Brief
Below are records; work out how many of their lines hold the string "name" and give that number alone.

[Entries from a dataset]
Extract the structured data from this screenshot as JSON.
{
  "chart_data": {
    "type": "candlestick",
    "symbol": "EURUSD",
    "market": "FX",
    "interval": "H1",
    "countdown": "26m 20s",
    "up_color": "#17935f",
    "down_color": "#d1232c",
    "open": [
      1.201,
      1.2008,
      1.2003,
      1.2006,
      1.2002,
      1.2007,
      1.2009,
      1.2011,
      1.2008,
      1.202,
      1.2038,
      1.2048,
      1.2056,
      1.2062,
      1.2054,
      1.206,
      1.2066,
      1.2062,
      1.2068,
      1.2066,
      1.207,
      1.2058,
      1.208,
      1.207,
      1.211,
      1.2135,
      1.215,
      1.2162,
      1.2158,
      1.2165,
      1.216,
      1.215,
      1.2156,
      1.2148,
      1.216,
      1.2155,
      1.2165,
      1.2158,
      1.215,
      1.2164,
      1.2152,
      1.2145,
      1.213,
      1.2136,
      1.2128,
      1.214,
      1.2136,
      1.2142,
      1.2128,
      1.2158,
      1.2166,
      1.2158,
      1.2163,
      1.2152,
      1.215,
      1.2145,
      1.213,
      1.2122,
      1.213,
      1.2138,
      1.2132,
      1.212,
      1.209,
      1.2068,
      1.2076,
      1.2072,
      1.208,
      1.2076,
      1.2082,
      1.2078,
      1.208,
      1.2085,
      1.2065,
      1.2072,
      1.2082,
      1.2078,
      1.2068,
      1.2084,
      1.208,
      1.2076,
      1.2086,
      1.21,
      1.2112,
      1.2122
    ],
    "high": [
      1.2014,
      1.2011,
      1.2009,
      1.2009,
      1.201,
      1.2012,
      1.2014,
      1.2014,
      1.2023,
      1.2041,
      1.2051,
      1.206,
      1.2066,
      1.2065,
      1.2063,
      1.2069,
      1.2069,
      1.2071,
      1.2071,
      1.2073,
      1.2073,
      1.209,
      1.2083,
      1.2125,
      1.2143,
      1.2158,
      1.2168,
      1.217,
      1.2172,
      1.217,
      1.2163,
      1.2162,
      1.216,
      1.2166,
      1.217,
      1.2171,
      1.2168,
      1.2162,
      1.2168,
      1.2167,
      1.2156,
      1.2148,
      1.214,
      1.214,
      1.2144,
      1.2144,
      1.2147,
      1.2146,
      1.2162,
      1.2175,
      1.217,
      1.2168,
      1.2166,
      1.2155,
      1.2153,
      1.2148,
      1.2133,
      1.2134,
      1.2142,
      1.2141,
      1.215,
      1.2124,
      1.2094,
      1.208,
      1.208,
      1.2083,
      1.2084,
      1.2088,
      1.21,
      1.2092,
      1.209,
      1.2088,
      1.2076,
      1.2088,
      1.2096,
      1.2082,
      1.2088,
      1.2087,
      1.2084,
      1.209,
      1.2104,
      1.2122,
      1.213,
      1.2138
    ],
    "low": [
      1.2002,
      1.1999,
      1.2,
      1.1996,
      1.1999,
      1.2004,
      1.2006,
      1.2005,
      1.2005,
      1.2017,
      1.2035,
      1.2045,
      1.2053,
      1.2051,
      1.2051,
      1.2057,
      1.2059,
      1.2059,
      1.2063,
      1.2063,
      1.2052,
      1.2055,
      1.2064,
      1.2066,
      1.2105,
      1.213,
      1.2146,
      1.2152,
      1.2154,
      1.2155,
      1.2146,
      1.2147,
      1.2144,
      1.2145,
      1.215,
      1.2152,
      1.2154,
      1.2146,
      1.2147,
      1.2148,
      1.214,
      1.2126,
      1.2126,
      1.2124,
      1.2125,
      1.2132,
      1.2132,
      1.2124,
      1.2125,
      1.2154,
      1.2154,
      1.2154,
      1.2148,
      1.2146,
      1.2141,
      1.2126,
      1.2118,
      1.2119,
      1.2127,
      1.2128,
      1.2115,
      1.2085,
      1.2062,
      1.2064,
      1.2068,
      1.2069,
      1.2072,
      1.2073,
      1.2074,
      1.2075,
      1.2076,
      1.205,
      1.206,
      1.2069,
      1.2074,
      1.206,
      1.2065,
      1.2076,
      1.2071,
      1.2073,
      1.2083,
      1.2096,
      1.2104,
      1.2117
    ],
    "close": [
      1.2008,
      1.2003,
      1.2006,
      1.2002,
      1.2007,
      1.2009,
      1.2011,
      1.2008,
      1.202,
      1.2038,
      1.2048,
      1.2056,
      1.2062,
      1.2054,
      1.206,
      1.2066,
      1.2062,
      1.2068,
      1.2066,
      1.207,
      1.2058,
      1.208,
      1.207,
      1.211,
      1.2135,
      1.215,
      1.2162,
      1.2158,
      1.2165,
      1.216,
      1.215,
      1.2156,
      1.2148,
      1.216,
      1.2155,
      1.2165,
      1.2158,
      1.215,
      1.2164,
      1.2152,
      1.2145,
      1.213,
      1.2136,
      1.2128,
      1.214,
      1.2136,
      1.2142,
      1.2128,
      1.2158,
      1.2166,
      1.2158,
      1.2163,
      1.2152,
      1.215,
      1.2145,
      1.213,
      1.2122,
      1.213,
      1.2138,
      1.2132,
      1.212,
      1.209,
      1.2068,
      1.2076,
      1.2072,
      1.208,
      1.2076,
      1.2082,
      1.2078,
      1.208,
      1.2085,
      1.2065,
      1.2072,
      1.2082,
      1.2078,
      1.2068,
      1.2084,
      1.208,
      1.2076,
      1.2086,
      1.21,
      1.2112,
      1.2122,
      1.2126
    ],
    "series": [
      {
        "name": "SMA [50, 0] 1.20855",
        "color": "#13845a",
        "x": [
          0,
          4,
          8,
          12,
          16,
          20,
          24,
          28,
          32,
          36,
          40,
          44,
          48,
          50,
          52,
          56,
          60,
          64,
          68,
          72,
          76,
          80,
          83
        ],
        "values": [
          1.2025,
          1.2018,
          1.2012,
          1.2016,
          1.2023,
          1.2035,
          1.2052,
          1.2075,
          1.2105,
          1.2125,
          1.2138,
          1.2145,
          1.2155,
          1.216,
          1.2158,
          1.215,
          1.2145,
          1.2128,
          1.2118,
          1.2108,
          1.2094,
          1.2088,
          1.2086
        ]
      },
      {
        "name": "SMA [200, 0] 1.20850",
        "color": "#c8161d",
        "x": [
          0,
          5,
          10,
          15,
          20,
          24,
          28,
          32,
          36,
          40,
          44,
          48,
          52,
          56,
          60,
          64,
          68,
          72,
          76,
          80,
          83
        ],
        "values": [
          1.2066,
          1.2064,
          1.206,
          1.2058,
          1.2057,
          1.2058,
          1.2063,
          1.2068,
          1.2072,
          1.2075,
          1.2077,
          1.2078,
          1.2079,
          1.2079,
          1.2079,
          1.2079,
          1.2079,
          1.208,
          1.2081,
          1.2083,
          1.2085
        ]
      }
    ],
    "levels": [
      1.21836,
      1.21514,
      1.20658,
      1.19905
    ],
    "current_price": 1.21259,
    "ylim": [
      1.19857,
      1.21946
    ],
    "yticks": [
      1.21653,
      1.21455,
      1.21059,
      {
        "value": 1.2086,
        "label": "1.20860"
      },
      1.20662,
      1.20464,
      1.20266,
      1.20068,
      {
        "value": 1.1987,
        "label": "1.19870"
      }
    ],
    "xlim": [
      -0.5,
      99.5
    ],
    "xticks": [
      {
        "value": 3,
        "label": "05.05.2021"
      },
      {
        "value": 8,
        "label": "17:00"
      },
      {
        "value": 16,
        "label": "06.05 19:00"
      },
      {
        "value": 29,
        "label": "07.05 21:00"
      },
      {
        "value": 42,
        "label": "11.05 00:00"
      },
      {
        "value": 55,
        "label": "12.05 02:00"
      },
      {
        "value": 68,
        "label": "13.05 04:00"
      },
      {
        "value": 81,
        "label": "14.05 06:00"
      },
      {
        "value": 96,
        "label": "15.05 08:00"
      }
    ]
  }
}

Result for this exercise
2